→ **Written task**
Search the entries for the word "Loss" and pull out each line that has it.

---------- Records supplied ----------

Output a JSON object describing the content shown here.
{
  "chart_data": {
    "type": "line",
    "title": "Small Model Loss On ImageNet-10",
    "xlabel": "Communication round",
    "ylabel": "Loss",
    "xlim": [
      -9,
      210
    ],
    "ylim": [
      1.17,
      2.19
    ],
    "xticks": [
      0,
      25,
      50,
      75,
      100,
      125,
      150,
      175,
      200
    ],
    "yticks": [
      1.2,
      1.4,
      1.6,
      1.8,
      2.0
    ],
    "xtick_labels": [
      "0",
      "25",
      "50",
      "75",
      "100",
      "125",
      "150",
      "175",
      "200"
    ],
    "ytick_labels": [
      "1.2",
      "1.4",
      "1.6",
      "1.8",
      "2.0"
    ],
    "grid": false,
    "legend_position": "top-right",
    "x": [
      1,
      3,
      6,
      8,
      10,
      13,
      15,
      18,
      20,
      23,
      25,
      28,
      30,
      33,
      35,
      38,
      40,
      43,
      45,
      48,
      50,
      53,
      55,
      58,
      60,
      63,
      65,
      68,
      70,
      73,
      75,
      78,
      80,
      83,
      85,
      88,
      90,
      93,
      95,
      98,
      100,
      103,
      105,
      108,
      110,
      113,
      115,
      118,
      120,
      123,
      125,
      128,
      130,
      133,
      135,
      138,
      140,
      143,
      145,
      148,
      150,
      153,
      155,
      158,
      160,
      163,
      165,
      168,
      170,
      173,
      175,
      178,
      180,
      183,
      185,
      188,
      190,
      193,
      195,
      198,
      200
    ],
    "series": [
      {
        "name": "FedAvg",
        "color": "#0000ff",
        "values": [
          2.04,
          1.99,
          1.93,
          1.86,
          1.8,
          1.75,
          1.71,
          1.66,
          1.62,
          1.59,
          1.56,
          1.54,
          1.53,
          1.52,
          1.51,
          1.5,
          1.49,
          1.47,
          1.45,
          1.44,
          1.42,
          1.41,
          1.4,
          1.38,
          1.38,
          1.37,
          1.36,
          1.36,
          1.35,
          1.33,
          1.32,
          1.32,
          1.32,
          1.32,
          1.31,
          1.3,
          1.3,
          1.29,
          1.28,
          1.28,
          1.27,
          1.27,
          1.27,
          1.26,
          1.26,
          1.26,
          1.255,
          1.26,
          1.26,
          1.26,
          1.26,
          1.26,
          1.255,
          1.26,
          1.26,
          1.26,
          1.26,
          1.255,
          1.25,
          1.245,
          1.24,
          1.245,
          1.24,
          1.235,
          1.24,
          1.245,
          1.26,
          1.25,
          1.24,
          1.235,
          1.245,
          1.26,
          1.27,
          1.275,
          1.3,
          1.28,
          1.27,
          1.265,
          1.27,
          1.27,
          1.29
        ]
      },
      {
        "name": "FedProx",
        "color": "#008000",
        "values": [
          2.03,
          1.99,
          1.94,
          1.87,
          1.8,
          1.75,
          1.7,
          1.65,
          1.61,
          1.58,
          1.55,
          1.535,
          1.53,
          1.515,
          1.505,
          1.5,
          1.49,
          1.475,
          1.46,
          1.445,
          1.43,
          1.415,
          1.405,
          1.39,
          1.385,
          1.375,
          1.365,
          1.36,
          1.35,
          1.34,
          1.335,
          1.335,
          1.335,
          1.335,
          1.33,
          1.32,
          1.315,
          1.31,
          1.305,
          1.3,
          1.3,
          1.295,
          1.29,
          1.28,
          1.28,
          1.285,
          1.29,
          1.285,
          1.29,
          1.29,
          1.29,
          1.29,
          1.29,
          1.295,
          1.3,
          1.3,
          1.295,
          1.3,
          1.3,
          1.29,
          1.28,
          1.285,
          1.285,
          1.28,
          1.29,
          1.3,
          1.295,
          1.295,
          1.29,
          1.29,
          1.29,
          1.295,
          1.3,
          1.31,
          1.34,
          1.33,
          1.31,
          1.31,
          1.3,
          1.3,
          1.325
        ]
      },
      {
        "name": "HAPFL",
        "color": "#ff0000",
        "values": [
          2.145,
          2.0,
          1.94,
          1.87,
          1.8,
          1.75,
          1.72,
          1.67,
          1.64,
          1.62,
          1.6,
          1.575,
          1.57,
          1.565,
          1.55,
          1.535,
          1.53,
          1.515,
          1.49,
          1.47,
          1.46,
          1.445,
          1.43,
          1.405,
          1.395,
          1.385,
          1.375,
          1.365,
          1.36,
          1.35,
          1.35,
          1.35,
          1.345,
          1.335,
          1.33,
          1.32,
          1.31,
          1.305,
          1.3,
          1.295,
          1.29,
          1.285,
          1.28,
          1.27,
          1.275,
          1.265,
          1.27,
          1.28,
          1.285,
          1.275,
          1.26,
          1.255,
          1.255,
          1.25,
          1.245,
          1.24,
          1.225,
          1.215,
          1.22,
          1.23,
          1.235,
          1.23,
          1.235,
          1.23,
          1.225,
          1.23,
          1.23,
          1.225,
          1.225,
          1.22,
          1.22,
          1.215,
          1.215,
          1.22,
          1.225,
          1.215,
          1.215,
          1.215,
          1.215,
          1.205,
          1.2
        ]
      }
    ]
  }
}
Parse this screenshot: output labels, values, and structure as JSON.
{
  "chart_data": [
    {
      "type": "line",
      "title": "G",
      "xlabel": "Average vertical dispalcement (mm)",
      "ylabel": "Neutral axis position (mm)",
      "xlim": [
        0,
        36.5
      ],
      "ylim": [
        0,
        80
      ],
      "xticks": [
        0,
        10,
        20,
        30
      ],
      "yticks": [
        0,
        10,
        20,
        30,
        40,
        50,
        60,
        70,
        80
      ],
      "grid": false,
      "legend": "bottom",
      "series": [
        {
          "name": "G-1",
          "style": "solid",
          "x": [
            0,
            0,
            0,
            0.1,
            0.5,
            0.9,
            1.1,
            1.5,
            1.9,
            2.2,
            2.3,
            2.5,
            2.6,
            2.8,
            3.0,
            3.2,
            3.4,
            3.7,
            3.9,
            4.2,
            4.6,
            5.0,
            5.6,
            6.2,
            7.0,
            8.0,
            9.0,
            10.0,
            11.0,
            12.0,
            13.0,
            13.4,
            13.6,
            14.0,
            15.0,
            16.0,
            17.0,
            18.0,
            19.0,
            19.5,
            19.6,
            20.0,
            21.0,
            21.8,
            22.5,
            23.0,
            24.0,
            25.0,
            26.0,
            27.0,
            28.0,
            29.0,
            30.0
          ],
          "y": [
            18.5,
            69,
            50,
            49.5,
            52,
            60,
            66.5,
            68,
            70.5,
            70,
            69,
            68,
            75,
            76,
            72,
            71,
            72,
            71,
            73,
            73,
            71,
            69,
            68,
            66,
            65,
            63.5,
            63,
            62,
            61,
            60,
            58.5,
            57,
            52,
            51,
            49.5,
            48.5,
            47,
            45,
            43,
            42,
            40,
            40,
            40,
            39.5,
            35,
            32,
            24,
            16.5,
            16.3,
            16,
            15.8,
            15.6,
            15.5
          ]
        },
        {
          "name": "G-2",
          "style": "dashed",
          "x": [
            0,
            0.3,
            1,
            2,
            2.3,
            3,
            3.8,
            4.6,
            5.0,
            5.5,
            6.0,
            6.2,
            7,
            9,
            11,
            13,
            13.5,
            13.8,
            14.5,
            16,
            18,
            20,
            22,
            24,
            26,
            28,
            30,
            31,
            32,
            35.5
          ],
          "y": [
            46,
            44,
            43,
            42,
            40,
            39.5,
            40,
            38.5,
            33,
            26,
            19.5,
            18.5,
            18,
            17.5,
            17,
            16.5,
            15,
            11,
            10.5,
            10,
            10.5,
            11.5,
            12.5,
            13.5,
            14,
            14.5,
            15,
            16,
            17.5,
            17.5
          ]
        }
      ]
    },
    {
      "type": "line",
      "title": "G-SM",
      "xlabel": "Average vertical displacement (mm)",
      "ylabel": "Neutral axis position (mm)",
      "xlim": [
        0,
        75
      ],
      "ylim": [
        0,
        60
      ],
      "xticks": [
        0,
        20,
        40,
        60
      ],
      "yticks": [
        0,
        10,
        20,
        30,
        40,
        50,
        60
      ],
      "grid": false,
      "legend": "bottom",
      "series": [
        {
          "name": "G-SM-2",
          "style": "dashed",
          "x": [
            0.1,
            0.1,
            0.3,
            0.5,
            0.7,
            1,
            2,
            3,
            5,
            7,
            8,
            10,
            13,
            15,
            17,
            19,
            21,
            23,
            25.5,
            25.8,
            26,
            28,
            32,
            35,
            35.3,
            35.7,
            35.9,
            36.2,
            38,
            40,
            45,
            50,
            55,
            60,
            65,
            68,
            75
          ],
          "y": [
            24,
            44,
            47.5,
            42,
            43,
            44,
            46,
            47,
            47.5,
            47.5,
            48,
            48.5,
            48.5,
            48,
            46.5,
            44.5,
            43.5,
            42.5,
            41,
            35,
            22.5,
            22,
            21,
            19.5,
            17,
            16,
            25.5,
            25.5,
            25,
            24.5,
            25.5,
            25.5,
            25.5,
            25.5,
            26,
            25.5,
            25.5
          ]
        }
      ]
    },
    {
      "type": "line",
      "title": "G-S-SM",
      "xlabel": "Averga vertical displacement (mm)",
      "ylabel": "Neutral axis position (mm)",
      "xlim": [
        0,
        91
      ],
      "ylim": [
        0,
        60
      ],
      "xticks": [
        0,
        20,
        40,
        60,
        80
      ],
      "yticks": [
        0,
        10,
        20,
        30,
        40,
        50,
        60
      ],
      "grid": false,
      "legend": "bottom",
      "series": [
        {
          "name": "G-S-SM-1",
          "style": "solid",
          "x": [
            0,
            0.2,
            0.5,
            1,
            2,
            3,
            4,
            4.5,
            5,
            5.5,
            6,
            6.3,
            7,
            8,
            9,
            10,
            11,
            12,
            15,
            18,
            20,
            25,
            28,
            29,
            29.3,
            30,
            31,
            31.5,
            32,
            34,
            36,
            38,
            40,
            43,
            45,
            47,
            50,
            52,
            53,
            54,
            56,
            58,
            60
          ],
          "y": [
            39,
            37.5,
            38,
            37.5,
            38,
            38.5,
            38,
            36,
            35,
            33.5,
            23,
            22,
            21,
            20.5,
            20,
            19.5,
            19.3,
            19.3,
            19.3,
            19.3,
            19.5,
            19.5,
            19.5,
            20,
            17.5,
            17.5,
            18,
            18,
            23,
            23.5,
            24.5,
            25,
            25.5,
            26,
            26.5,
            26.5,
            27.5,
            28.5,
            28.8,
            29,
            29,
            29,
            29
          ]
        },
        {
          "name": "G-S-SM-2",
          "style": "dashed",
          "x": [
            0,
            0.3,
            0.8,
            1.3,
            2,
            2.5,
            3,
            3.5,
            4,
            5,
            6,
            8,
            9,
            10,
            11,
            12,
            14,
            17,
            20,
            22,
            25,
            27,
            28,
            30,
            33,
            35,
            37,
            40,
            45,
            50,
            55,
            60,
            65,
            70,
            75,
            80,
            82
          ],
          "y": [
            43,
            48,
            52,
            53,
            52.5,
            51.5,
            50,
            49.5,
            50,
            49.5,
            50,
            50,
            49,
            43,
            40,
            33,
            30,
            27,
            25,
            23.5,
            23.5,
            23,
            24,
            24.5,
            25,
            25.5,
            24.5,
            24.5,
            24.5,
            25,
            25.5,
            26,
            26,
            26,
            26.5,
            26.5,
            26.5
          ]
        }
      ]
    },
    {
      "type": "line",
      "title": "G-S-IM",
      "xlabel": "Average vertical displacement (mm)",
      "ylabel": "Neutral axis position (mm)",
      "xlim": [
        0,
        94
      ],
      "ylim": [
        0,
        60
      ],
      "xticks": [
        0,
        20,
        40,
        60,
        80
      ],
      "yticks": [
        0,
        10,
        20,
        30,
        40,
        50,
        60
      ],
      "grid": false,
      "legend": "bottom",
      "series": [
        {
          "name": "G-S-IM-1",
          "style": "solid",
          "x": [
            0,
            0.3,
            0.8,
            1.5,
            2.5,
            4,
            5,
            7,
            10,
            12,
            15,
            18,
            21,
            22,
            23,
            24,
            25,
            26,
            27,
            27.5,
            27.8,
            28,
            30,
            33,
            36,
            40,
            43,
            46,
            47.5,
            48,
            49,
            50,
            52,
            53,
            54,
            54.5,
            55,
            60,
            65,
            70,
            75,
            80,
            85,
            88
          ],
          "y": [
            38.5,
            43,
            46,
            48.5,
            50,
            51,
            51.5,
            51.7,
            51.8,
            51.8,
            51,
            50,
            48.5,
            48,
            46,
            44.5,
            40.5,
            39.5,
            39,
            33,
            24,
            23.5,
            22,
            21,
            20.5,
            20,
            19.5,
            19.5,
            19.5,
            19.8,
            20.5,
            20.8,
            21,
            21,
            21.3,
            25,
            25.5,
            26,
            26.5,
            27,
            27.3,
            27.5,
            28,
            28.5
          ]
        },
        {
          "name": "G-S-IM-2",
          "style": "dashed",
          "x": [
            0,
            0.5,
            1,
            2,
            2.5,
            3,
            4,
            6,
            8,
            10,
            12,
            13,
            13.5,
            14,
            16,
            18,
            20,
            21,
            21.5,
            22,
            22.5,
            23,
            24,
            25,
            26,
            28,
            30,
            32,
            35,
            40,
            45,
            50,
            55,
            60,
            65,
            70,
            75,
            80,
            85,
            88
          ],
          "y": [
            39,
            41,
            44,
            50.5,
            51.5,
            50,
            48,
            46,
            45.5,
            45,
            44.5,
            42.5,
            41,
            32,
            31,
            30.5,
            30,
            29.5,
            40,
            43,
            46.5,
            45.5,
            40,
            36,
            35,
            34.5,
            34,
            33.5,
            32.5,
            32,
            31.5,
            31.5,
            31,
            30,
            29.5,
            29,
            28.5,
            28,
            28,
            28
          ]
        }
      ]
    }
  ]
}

----------

→ **Written answer**
    "title": "Small Model Loss On ImageNet-10",
    "ylabel": "Loss",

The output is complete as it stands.